* _Source records_
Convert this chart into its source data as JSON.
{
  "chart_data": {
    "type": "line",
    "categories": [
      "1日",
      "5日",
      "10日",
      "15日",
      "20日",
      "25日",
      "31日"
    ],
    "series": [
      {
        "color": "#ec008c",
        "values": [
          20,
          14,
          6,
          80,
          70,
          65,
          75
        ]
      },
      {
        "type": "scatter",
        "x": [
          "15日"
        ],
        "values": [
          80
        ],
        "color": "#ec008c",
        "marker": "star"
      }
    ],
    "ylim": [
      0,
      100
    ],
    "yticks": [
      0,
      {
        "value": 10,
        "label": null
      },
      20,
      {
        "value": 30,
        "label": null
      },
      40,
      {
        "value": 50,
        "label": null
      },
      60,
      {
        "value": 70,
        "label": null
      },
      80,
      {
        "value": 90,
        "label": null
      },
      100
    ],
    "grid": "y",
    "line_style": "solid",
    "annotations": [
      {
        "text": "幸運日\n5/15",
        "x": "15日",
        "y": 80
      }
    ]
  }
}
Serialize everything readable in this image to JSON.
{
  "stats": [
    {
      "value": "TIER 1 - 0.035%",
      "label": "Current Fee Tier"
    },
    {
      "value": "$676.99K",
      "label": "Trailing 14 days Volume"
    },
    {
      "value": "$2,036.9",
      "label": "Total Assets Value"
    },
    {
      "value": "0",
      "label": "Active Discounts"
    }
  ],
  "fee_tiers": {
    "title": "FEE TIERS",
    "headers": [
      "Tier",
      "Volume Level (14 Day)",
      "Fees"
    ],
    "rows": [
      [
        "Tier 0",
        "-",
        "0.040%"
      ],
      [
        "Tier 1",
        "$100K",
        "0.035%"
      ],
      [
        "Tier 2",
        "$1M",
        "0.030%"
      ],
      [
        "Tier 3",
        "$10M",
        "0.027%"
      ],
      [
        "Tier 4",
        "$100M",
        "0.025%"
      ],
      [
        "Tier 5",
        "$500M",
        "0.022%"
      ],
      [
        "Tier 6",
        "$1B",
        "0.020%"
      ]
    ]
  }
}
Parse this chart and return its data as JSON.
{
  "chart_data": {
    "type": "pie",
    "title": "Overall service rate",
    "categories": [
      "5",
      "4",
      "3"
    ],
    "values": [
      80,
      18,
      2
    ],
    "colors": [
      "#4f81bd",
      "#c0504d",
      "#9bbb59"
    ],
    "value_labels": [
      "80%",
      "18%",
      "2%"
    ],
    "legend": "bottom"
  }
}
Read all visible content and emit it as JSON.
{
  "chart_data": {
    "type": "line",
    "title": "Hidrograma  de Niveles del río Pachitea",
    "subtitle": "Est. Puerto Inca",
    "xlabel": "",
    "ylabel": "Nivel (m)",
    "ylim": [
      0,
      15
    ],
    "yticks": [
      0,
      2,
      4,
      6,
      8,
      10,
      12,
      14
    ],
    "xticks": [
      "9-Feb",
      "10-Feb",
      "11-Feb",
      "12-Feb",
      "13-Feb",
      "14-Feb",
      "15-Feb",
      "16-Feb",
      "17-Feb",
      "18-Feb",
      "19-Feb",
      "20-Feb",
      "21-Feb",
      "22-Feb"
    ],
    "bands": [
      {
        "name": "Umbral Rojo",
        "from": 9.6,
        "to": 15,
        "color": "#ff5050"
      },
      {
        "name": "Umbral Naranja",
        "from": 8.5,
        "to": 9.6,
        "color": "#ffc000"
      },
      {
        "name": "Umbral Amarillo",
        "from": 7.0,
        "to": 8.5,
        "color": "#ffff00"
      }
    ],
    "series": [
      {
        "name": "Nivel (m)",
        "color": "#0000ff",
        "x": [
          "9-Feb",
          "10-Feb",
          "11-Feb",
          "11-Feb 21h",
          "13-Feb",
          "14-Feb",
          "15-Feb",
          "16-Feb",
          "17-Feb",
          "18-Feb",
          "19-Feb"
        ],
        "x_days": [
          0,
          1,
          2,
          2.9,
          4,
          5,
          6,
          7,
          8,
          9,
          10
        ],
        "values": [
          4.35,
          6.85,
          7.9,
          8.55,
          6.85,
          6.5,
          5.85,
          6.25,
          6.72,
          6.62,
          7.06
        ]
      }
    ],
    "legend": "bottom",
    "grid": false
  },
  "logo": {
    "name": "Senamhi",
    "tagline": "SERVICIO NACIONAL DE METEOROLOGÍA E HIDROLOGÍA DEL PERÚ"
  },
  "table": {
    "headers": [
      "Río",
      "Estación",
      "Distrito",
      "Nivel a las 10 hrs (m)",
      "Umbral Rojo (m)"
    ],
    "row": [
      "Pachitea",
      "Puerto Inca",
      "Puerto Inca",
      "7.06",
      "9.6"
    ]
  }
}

* _Exercise objective_
Identify every line holding the word "name" and copy it out.

* _Full solution_
        "name": "Umbral Rojo",
        "name": "Umbral Naranja",
        "name": "Umbral Amarillo",
        "name": "Nivel (m)",
    "name": "Senamhi",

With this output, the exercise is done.